• Supplied information:
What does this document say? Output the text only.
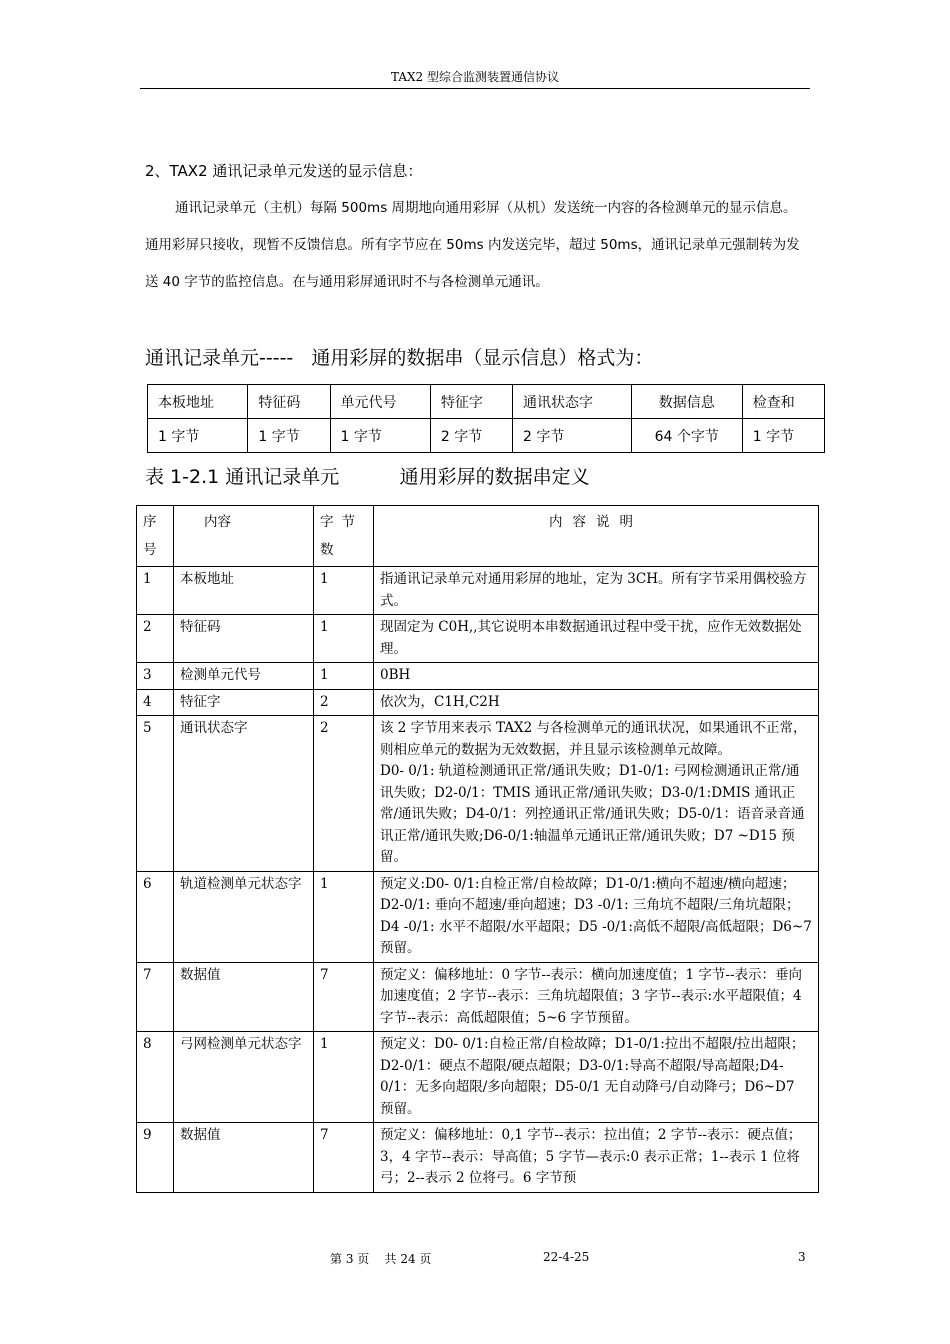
TAX2 型综合监测装置通信协议
2、TAX2 通讯记录单元发送的显示信息：
通讯记录单元（主机）每隔 500ms 周期地向通用彩屏（从机）发送统一内容的各检测单元的显示信息。通用彩屏只接收，现暂不反馈信息。所有字节应在 50ms 内发送完毕，超过 50ms，通讯记录单元强制转为发送 40 字节的监控信息。在与通用彩屏通讯时不与各检测单元通讯。
通讯记录单元-----   通用彩屏的数据串（显示信息）格式为：
本板地址	特征码	单元代号	特征字	通讯状态字	数据信息	检查和
1 字节	1 字节	1 字节	2 字节	2 字节	64 个字节	1 字节
表 1-2.1 通讯记录单元          通用彩屏的数据串定义
序号	内容	字节数	内容说明
1	本板地址	1	指通讯记录单元对通用彩屏的地址，定为 3CH。所有字节采用偶校验方式。
2	特征码	1	现固定为 C0H,,其它说明本串数据通讯过程中受干扰，应作无效数据处理。
3	检测单元代号	1	0BH
4	特征字	2	依次为，C1H,C2H
5	通讯状态字	2	该 2 字节用来表示 TAX2 与各检测单元的通讯状况，如果通讯不正常，则相应单元的数据为无效数据，并且显示该检测单元故障。
D0- 0/1: 轨道检测通讯正常/通讯失败；D1-0/1: 弓网检测通讯正常/通讯失败；D2-0/1：TMIS 通讯正常/通讯失败；D3-0/1:DMIS 通讯正常/通讯失败；D4-0/1：列控通讯正常/通讯失败；D5-0/1：语音录音通讯正常/通讯失败;D6-0/1:轴温单元通讯正常/通讯失败；D7 ~D15 预留。
6	轨道检测单元状态字	1	预定义:D0- 0/1:自检正常/自检故障；D1-0/1:横向不超速/横向超速；D2-0/1: 垂向不超速/垂向超速；D3 -0/1: 三角坑不超限/三角坑超限；D4 -0/1: 水平不超限/水平超限；D5 -0/1:高低不超限/高低超限；D6~7 预留。
7	数据值	7	预定义：偏移地址：0 字节--表示：横向加速度值；1 字节--表示：垂向加速度值；2 字节--表示：三角坑超限值；3 字节--表示:水平超限值；4 字节--表示：高低超限值；5~6 字节预留。
8	弓网检测单元状态字	1	预定义：D0- 0/1:自检正常/自检故障；D1-0/1:拉出不超限/拉出超限；D2-0/1：硬点不超限/硬点超限；D3-0/1:导高不超限/导高超限;D4-0/1：无多向超限/多向超限；D5-0/1 无自动降弓/自动降弓；D6~D7 预留。
9	数据值	7	预定义：偏移地址：0,1 字节--表示：拉出值；2 字节--表示：硬点值；3，4 字节--表示：导高值；5 字节—表示:0 表示正常；1--表示 1 位将弓；2--表示 2 位将弓。6 字节预
第 3 页    共 24 页	22-4-25	3
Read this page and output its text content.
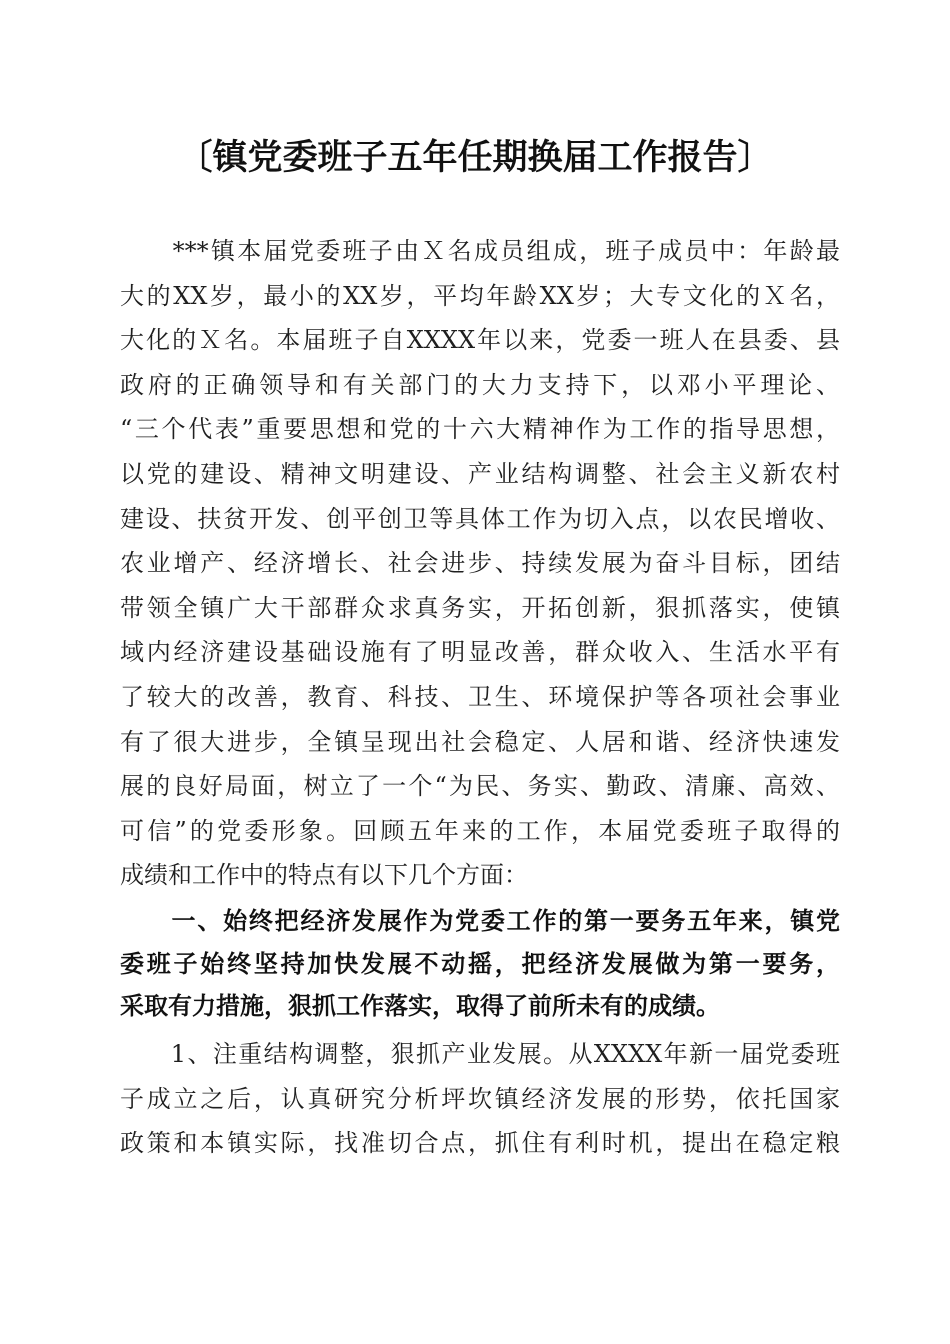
〔镇党委班子五年任期换届工作报告〕
　　***镇本届党委班子由Ｘ名成员组成，班子成员中：年龄最
大的XX岁，最小的XX岁，平均年龄XX岁；大专文化的Ｘ名，
大化的Ｘ名。本届班子自XXXX年以来，党委一班人在县委、县
政府的正确领导和有关部门的大力支持下，以邓小平理论、
“三个代表”重要思想和党的十六大精神作为工作的指导思想，
以党的建设、精神文明建设、产业结构调整、社会主义新农村
建设、扶贫开发、创平创卫等具体工作为切入点，以农民增收、
农业增产、经济增长、社会进步、持续发展为奋斗目标，团结
带领全镇广大干部群众求真务实，开拓创新，狠抓落实，使镇
域内经济建设基础设施有了明显改善，群众收入、生活水平有
了较大的改善，教育、科技、卫生、环境保护等各项社会事业
有了很大进步，全镇呈现出社会稳定、人居和谐、经济快速发
展的良好局面，树立了一个“为民、务实、勤政、清廉、高效、
可信”的党委形象。回顾五年来的工作，本届党委班子取得的
成绩和工作中的特点有以下几个方面：
　　一、始终把经济发展作为党委工作的第一要务五年来，镇党
委班子始终坚持加快发展不动摇，把经济发展做为第一要务，
采取有力措施，狠抓工作落实，取得了前所未有的成绩。
　　1、注重结构调整，狠抓产业发展。从XXXX年新一届党委班
子成立之后，认真研究分析坪坎镇经济发展的形势，依托国家
政策和本镇实际，找准切合点，抓住有利时机，提出在稳定粮
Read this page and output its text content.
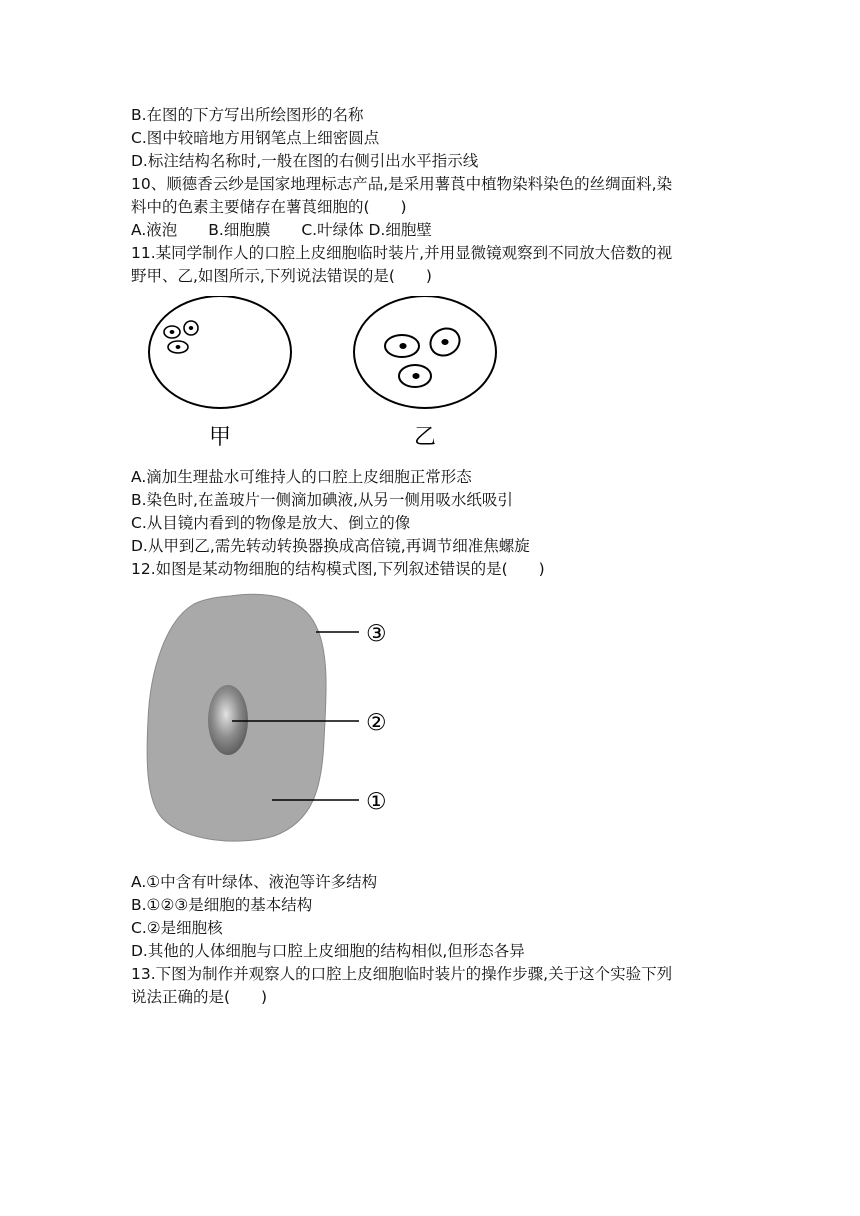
B.在图的下方写出所绘图形的名称
C.图中较暗地方用钢笔点上细密圆点
D.标注结构名称时,一般在图的右侧引出水平指示线
10、顺德香云纱是国家地理标志产品,是采用薯莨中植物染料染色的丝绸面料,染
料中的色素主要储存在薯莨细胞的(　　)
A.液泡　　B.细胞膜　　C.叶绿体 D.细胞壁
11.某同学制作人的口腔上皮细胞临时装片,并用显微镜观察到不同放大倍数的视
野甲、乙,如图所示,下列说法错误的是(　　)
甲	乙
A.滴加生理盐水可维持人的口腔上皮细胞正常形态
B.染色时,在盖玻片一侧滴加碘液,从另一侧用吸水纸吸引
C.从目镜内看到的物像是放大、倒立的像
D.从甲到乙,需先转动转换器换成高倍镜,再调节细准焦螺旋
12.如图是某动物细胞的结构模式图,下列叙述错误的是(　　)
③
②
①
A.①中含有叶绿体、液泡等许多结构
B.①②③是细胞的基本结构
C.②是细胞核
D.其他的人体细胞与口腔上皮细胞的结构相似,但形态各异
13.下图为制作并观察人的口腔上皮细胞临时装片的操作步骤,关于这个实验下列
说法正确的是(　　)
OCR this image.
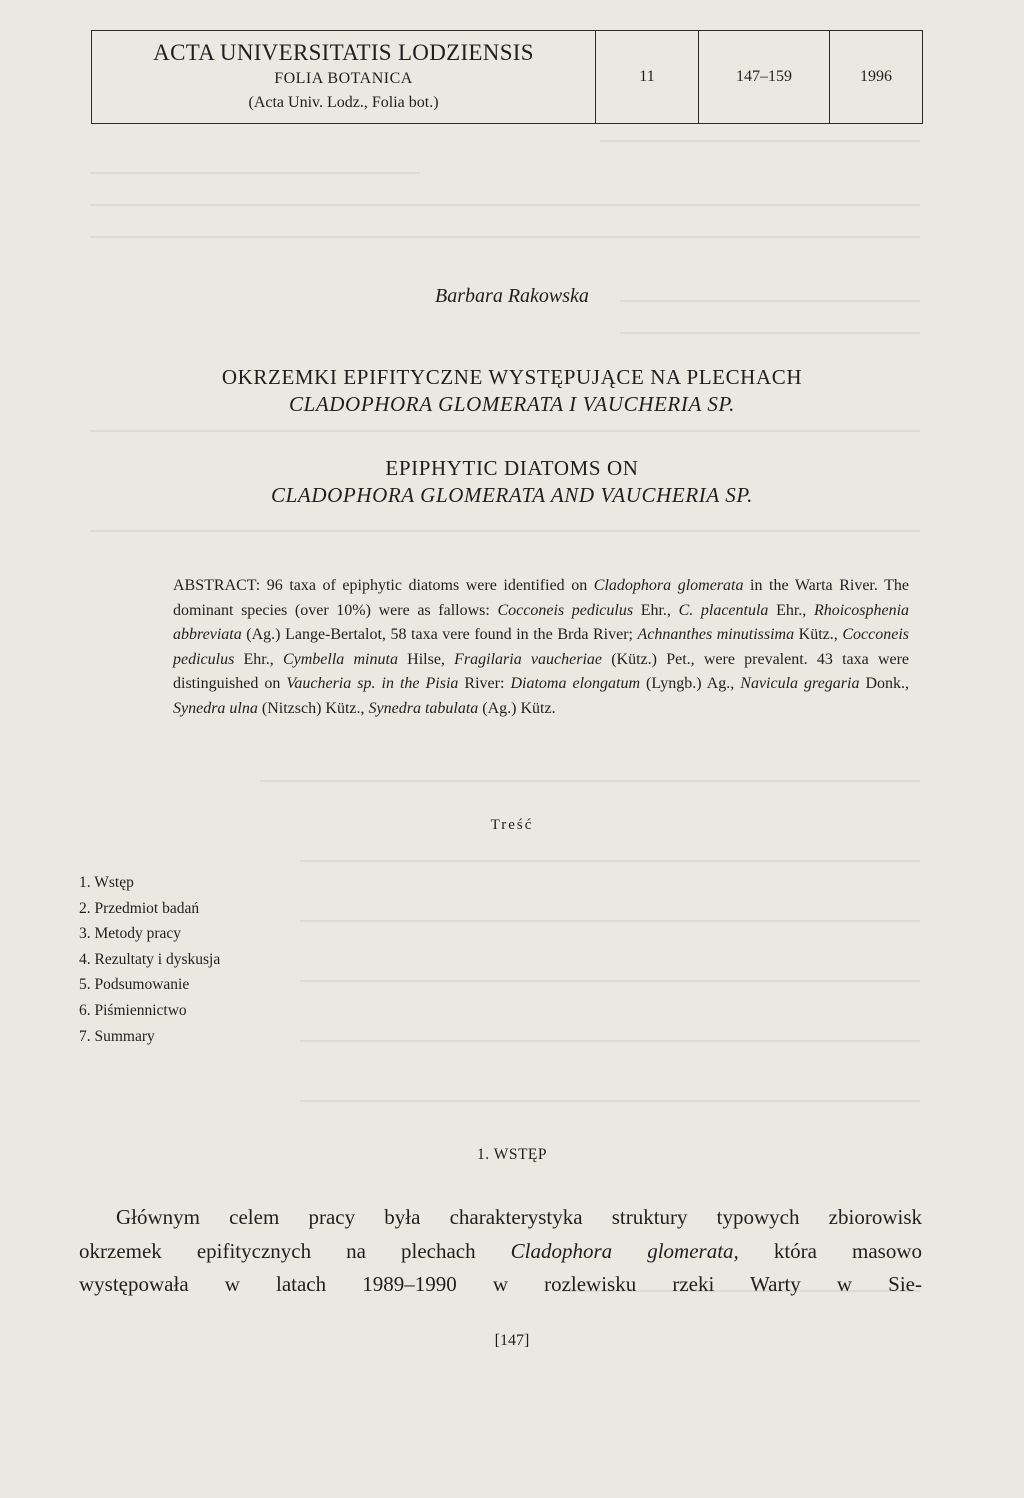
ACTA UNIVERSITATIS LODZIENSIS
FOLIA BOTANICA
(Acta Univ. Lodz., Folia bot.)
11	147–159	1996
Barbara Rakowska
OKRZEMKI EPIFITYCZNE WYSTĘPUJĄCE NA PLECHACH
CLADOPHORA GLOMERATA I VAUCHERIA SP.
EPIPHYTIC DIATOMS ON
CLADOPHORA GLOMERATA AND VAUCHERIA SP.

ABSTRACT: 96 taxa of epiphytic diatoms were identified on Cladophora glomerata in the Warta River. The dominant species (over 10%) were as fallows: Cocconeis pediculus Ehr., C. placentula Ehr., Rhoicosphenia abbreviata (Ag.) Lange-Bertalot, 58 taxa vere found in the Brda River; Achnanthes minutissima Kütz., Cocconeis pediculus Ehr., Cymbella minuta Hilse, Fragilaria vaucheriae (Kütz.) Pet., were prevalent. 43 taxa were distinguished on Vaucheria sp. in the Pisia River: Diatoma elongatum (Lyngb.) Ag., Navicula gregaria Donk., Synedra ulna (Nitzsch) Kütz., Synedra tabulata (Ag.) Kütz.

Treść
1. Wstęp
2. Przedmiot badań
3. Metody pracy
4. Rezultaty i dyskusja
5. Podsumowanie
6. Piśmiennictwo
7. Summary
1. WSTĘP
Głównym celem pracy była charakterystyka struktury typowych zbiorowisk
okrzemek epifitycznych na plechach Cladophora glomerata, która masowo
występowała w latach 1989–1990 w rozlewisku rzeki Warty w Sie-
[147]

• Work required: In the records above, find each line that holds the word "偏移地址"; copy all such lines.

• Solution for this task:
7	数据值	7	预定义：偏移地址：0 字节--表示：横向加速度值；1 字节--表示：垂向加速度值；2 字节--表示：三角坑超限值；3 字节--表示:水平超限值；4 字节--表示：高低超限值；5~6 字节预留。
9	数据值	7	预定义：偏移地址：0,1 字节--表示：拉出值；2 字节--表示：硬点值；3，4 字节--表示：导高值；5 字节—表示:0 表示正常；1--表示 1 位将弓；2--表示 2 位将弓。6 字节预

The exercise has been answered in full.